* Information given

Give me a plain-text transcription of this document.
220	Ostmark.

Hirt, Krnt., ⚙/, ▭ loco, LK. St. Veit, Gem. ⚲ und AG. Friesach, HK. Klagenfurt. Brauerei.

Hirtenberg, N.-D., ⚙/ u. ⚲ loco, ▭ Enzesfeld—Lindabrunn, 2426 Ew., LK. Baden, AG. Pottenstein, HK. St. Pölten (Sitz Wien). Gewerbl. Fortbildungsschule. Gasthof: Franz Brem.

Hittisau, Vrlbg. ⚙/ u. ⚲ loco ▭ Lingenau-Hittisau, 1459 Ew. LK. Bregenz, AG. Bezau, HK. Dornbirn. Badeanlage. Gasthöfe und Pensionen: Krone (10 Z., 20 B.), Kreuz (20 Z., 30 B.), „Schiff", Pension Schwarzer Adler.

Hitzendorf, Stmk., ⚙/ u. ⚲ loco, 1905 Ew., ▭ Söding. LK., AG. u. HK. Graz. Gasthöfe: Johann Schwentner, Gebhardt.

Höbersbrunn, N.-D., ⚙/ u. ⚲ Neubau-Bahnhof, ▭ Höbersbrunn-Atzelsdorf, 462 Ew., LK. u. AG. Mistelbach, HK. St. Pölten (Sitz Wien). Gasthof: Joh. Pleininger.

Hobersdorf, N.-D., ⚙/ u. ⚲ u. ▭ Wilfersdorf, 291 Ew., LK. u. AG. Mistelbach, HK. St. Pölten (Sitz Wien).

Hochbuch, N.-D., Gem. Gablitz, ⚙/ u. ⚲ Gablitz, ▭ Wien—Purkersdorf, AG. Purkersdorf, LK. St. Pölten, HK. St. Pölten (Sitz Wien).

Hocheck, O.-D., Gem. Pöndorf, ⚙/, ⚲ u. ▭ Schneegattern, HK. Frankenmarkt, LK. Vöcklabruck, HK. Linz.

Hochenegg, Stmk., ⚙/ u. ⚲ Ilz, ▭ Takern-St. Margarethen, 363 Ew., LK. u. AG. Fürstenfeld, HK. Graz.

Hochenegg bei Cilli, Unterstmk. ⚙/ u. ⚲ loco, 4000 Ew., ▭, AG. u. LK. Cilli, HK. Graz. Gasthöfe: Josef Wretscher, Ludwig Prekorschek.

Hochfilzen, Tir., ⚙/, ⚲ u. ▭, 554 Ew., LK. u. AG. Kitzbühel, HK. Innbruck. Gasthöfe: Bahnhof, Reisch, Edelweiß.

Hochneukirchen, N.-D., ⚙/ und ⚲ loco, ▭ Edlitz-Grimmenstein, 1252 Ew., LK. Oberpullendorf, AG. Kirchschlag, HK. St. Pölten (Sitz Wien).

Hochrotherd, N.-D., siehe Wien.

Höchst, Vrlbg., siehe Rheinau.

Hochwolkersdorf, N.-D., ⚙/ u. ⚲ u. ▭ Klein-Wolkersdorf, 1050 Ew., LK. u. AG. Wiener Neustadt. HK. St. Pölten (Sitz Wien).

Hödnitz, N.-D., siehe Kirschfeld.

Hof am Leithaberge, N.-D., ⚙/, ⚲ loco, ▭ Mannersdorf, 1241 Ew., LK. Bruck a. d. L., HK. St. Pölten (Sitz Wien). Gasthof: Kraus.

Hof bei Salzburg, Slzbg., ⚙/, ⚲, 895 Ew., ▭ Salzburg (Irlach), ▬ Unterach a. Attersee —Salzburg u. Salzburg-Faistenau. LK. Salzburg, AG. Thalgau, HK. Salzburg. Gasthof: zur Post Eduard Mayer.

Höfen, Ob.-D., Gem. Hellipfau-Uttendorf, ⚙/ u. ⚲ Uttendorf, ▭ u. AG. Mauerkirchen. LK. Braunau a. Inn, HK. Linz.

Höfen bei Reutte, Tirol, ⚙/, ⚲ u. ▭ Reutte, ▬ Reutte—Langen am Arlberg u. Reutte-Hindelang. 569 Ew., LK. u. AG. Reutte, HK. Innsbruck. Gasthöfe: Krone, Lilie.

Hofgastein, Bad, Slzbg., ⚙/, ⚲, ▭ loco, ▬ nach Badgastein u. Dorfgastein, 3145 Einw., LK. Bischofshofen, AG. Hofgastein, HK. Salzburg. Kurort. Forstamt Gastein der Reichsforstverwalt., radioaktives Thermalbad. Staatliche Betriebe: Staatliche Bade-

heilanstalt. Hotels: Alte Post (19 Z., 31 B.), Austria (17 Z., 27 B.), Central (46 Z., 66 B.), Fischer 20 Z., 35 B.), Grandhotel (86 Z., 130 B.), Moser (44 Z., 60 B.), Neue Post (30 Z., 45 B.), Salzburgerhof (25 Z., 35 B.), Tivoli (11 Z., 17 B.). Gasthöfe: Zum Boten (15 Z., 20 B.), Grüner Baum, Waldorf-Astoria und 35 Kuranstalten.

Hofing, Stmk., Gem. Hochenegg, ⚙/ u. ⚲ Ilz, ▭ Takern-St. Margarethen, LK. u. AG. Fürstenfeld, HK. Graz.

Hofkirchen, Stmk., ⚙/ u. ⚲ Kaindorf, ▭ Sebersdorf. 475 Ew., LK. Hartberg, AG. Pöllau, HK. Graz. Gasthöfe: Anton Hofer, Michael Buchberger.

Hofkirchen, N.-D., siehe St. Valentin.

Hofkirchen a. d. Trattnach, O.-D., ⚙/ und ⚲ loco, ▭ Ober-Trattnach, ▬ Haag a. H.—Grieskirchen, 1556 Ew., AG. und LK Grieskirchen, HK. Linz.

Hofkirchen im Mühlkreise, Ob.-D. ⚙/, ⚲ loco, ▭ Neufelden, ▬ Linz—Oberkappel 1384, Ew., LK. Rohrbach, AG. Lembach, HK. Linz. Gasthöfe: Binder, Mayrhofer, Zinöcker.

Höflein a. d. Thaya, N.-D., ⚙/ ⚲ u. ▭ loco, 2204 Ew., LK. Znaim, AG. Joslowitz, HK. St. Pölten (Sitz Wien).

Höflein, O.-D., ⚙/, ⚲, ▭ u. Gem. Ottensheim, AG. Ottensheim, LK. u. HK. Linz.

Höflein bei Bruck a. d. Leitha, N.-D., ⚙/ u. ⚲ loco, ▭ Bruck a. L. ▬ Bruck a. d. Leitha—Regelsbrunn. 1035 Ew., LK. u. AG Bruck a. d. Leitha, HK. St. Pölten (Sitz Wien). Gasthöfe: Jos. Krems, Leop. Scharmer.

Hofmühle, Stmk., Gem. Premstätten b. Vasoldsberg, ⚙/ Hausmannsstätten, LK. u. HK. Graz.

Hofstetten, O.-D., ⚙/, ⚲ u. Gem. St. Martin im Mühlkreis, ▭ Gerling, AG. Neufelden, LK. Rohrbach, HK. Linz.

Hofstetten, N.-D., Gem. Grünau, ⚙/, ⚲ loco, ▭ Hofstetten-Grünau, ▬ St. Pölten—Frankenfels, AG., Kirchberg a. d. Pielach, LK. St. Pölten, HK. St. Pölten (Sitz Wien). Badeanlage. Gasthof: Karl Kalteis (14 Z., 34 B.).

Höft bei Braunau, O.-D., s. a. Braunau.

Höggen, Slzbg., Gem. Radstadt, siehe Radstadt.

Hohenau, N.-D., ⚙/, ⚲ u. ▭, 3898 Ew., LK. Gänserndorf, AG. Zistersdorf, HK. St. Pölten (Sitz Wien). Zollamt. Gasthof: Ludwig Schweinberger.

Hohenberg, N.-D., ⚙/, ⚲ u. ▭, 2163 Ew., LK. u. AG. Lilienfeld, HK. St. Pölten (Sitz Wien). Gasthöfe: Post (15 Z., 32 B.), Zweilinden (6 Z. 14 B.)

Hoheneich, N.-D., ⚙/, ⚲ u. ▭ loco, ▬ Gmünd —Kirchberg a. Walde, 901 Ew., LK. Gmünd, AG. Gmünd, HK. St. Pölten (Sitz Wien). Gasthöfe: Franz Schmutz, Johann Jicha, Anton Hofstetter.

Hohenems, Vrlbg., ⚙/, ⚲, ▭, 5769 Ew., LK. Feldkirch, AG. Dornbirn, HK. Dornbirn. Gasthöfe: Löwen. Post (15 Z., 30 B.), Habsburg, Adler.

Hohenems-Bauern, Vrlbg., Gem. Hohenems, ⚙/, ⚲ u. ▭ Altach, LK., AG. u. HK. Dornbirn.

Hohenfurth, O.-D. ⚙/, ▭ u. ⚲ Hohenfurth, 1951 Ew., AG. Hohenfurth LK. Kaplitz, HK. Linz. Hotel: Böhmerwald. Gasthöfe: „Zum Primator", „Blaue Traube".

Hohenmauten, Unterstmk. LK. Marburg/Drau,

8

--

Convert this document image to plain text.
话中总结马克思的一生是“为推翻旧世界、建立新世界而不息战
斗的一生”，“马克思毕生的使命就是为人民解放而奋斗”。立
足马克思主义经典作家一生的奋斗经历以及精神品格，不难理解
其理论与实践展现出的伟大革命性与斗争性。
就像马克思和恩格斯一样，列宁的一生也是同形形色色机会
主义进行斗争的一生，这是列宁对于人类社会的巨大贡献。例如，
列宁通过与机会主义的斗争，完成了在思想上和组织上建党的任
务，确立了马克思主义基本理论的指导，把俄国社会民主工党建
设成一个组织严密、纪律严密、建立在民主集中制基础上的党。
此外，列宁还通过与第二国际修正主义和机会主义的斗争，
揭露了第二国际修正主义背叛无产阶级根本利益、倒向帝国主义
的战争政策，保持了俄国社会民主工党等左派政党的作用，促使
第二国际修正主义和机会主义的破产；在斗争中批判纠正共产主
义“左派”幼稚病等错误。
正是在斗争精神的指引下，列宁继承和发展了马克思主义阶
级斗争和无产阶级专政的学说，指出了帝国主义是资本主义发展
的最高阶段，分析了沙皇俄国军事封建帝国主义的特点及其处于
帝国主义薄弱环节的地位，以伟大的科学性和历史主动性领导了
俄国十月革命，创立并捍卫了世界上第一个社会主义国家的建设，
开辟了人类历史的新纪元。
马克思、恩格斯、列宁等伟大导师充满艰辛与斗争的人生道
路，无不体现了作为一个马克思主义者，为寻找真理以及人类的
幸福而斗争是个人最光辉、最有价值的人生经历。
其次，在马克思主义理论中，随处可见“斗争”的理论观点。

* Do this
Copy out every line of the material above that mentions the word "Graz".

* Task result
Hitzendorf, Stmk., ⚙/ u. ⚲ loco, 1905 Ew., ▭ Söding. LK., AG. u. HK. Graz. Gasthöfe: Johann Schwentner, Gebhardt.
Hochenegg, Stmk., ⚙/ u. ⚲ Ilz, ▭ Takern-St. Margarethen, 363 Ew., LK. u. AG. Fürstenfeld, HK. Graz.
Hochenegg bei Cilli, Unterstmk. ⚙/ u. ⚲ loco, 4000 Ew., ▭, AG. u. LK. Cilli, HK. Graz. Gasthöfe: Josef Wretscher, Ludwig Prekorschek.
Hofing, Stmk., Gem. Hochenegg, ⚙/ u. ⚲ Ilz, ▭ Takern-St. Margarethen, LK. u. AG. Fürstenfeld, HK. Graz.
Hofkirchen, Stmk., ⚙/ u. ⚲ Kaindorf, ▭ Sebersdorf. 475 Ew., LK. Hartberg, AG. Pöllau, HK. Graz. Gasthöfe: Anton Hofer, Michael Buchberger.
Hofmühle, Stmk., Gem. Premstätten b. Vasoldsberg, ⚙/ Hausmannsstätten, LK. u. HK. Graz.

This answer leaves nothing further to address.